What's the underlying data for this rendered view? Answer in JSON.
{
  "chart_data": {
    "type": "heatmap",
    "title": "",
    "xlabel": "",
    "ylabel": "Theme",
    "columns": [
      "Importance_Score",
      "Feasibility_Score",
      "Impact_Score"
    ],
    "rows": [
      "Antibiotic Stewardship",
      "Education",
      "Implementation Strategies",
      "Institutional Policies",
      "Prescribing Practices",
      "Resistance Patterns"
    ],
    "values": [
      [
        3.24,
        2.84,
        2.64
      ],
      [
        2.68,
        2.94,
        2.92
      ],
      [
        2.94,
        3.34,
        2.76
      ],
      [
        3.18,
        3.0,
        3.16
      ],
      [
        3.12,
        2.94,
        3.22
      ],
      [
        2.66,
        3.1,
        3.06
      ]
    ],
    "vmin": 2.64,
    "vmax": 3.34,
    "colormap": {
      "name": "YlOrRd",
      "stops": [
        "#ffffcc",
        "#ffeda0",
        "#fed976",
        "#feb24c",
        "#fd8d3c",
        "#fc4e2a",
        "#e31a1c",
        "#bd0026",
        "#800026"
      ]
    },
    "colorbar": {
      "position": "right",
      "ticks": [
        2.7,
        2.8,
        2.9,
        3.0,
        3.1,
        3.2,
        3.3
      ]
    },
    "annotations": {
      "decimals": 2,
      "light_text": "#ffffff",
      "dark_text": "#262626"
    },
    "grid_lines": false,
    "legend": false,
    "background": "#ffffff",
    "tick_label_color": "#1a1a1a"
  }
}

## WORK TO BE COMPLETED
Provide an exact reproduction of all the entries shown above.

## SOLUTION FOR THIS TASK
What's the underlying data for this rendered view? Answer in JSON.
{
  "chart_data": {
    "type": "heatmap",
    "title": "",
    "xlabel": "",
    "ylabel": "Theme",
    "columns": [
      "Importance_Score",
      "Feasibility_Score",
      "Impact_Score"
    ],
    "rows": [
      "Antibiotic Stewardship",
      "Education",
      "Implementation Strategies",
      "Institutional Policies",
      "Prescribing Practices",
      "Resistance Patterns"
    ],
    "values": [
      [
        3.24,
        2.84,
        2.64
      ],
      [
        2.68,
        2.94,
        2.92
      ],
      [
        2.94,
        3.34,
        2.76
      ],
      [
        3.18,
        3.0,
        3.16
      ],
      [
        3.12,
        2.94,
        3.22
      ],
      [
        2.66,
        3.1,
        3.06
      ]
    ],
    "vmin": 2.64,
    "vmax": 3.34,
    "colormap": {
      "name": "YlOrRd",
      "stops": [
        "#ffffcc",
        "#ffeda0",
        "#fed976",
        "#feb24c",
        "#fd8d3c",
        "#fc4e2a",
        "#e31a1c",
        "#bd0026",
        "#800026"
      ]
    },
    "colorbar": {
      "position": "right",
      "ticks": [
        2.7,
        2.8,
        2.9,
        3.0,
        3.1,
        3.2,
        3.3
      ]
    },
    "annotations": {
      "decimals": 2,
      "light_text": "#ffffff",
      "dark_text": "#262626"
    },
    "grid_lines": false,
    "legend": false,
    "background": "#ffffff",
    "tick_label_color": "#1a1a1a"
  }
}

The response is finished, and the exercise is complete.